▸ Task statement:
Select every line below containing the word "良好行为规范的养成".

Rows from a dataset:
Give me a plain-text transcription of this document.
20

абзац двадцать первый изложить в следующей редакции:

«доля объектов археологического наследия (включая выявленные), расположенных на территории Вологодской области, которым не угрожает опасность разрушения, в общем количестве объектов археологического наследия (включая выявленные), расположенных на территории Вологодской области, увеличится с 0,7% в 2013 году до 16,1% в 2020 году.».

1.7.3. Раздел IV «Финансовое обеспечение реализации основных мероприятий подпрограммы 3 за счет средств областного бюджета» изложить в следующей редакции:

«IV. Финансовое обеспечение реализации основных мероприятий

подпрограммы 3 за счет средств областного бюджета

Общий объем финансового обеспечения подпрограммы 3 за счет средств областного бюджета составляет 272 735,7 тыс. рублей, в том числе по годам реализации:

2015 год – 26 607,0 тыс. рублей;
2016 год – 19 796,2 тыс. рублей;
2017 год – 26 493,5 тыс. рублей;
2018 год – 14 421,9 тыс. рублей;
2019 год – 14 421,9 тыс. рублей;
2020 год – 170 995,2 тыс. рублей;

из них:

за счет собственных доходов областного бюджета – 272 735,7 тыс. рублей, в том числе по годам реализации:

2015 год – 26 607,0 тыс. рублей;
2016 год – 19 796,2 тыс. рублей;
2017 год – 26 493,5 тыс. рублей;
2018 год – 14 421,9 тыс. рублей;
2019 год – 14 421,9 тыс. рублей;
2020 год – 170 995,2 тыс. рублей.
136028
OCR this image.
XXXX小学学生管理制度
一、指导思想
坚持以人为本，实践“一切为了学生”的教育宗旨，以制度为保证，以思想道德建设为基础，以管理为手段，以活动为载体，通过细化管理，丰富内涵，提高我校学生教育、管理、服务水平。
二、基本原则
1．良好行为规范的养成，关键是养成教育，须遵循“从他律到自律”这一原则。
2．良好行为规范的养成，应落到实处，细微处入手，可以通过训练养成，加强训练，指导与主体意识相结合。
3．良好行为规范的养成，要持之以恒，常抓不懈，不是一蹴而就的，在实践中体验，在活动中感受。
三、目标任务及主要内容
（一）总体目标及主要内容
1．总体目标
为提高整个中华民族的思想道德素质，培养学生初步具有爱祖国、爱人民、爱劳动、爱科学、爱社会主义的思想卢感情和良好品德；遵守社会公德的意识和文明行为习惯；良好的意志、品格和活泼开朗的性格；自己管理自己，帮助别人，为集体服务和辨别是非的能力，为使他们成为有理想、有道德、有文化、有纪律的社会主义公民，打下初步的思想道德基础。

▸ Output below:
1．良好行为规范的养成，关键是养成教育，须遵循“从他律到自律”这一原则。
2．良好行为规范的养成，应落到实处，细微处入手，可以通过训练养成，加强训练，指导与主体意识相结合。
3．良好行为规范的养成，要持之以恒，常抓不懈，不是一蹴而就的，在实践中体验，在活动中感受。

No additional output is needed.